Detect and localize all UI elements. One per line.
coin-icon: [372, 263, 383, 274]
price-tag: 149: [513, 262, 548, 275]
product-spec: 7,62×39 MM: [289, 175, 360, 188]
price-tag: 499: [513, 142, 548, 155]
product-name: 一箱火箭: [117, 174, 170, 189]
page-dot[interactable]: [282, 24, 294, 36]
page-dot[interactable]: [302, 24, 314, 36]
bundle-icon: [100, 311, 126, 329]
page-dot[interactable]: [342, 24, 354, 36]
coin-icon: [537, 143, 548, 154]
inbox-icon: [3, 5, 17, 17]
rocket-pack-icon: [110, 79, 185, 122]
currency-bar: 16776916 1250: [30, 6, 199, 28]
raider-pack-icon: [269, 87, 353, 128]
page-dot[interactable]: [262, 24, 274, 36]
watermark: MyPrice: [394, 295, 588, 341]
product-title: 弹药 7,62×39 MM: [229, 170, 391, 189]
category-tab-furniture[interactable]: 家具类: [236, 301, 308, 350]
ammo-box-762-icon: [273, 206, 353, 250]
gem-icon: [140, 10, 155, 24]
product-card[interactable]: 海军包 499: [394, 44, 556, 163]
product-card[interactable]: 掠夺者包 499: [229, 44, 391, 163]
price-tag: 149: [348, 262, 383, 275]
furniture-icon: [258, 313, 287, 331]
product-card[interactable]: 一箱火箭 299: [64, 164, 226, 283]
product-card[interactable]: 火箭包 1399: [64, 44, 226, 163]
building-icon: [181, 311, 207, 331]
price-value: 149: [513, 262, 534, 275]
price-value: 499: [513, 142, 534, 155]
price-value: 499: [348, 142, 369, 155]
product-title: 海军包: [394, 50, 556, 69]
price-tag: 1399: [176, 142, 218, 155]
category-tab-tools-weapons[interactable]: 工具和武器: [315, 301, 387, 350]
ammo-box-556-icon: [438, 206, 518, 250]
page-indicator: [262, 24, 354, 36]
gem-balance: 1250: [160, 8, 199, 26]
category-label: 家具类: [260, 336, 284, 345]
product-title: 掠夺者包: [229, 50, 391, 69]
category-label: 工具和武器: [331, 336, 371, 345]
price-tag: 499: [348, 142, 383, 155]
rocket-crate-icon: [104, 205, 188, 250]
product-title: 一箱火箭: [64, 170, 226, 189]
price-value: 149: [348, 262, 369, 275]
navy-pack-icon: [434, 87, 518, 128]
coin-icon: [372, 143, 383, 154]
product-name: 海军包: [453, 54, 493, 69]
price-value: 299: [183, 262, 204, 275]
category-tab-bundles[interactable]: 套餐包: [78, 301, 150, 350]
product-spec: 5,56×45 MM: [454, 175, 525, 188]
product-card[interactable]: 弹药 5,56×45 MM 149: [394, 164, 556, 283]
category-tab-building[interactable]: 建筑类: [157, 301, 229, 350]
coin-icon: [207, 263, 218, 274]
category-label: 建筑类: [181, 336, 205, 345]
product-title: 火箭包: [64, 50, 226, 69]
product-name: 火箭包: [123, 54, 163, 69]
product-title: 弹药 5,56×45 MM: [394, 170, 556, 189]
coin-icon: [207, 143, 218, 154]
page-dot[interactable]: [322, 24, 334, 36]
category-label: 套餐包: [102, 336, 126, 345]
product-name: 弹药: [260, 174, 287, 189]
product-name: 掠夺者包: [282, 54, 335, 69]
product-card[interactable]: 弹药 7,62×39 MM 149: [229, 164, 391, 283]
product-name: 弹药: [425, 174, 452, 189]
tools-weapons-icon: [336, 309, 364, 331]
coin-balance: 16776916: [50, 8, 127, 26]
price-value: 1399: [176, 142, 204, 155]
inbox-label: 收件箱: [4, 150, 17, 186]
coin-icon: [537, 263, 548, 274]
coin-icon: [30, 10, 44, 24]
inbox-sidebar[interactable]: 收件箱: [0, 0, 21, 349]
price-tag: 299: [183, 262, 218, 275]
....................
Written problem. Update the lines above so that every "coin-icon" becomes "gold-coin-icon", with everything else left unchanged.

Written reply.
Detect and localize all UI elements. One per line.
gold-coin-icon: [372, 263, 383, 274]
price-tag: 149: [513, 262, 548, 275]
product-spec: 7,62×39 MM: [289, 175, 360, 188]
price-tag: 499: [513, 142, 548, 155]
product-name: 一箱火箭: [117, 174, 170, 189]
page-dot[interactable]: [282, 24, 294, 36]
page-dot[interactable]: [302, 24, 314, 36]
bundle-icon: [100, 311, 126, 329]
page-dot[interactable]: [342, 24, 354, 36]
gold-coin-icon: [537, 143, 548, 154]
inbox-icon: [3, 5, 17, 17]
rocket-pack-icon: [110, 79, 185, 122]
currency-bar: 16776916 1250: [30, 6, 199, 28]
raider-pack-icon: [269, 87, 353, 128]
page-dot[interactable]: [262, 24, 274, 36]
watermark: MyPrice: [394, 295, 588, 341]
product-title: 弹药 7,62×39 MM: [229, 170, 391, 189]
category-tab-furniture[interactable]: 家具类: [236, 301, 308, 350]
ammo-box-762-icon: [273, 206, 353, 250]
gem-icon: [140, 10, 155, 24]
product-card[interactable]: 海军包 499: [394, 44, 556, 163]
product-card[interactable]: 掠夺者包 499: [229, 44, 391, 163]
price-tag: 149: [348, 262, 383, 275]
furniture-icon: [258, 313, 287, 331]
product-card[interactable]: 一箱火箭 299: [64, 164, 226, 283]
product-card[interactable]: 火箭包 1399: [64, 44, 226, 163]
building-icon: [181, 311, 207, 331]
price-value: 149: [513, 262, 534, 275]
price-value: 499: [513, 142, 534, 155]
price-value: 499: [348, 142, 369, 155]
product-title: 海军包: [394, 50, 556, 69]
price-tag: 1399: [176, 142, 218, 155]
category-tab-tools-weapons[interactable]: 工具和武器: [315, 301, 387, 350]
ammo-box-556-icon: [438, 206, 518, 250]
page-indicator: [262, 24, 354, 36]
gem-balance: 1250: [160, 8, 199, 26]
category-label: 家具类: [260, 336, 284, 345]
product-title: 掠夺者包: [229, 50, 391, 69]
category-label: 工具和武器: [331, 336, 371, 345]
price-tag: 499: [348, 142, 383, 155]
rocket-crate-icon: [104, 205, 188, 250]
product-title: 一箱火箭: [64, 170, 226, 189]
price-value: 149: [348, 262, 369, 275]
navy-pack-icon: [434, 87, 518, 128]
gold-coin-icon: [372, 143, 383, 154]
product-name: 海军包: [453, 54, 493, 69]
price-value: 299: [183, 262, 204, 275]
category-tab-bundles[interactable]: 套餐包: [78, 301, 150, 350]
product-spec: 5,56×45 MM: [454, 175, 525, 188]
product-card[interactable]: 弹药 5,56×45 MM 149: [394, 164, 556, 283]
category-tab-building[interactable]: 建筑类: [157, 301, 229, 350]
gold-coin-icon: [207, 263, 218, 274]
category-label: 建筑类: [181, 336, 205, 345]
product-title: 火箭包: [64, 50, 226, 69]
product-name: 火箭包: [123, 54, 163, 69]
product-title: 弹药 5,56×45 MM: [394, 170, 556, 189]
gold-coin-icon: [207, 143, 218, 154]
page-dot[interactable]: [322, 24, 334, 36]
category-label: 套餐包: [102, 336, 126, 345]
product-name: 弹药: [260, 174, 287, 189]
product-name: 掠夺者包: [282, 54, 335, 69]
product-card[interactable]: 弹药 7,62×39 MM 149: [229, 164, 391, 283]
product-name: 弹药: [425, 174, 452, 189]
tools-weapons-icon: [336, 309, 364, 331]
coin-balance: 16776916: [50, 8, 127, 26]
price-value: 1399: [176, 142, 204, 155]
inbox-label: 收件箱: [4, 150, 17, 186]
gold-coin-icon: [537, 263, 548, 274]
gold-coin-icon: [30, 10, 44, 24]
inbox-sidebar[interactable]: 收件箱: [0, 0, 21, 349]
price-tag: 299: [183, 262, 218, 275]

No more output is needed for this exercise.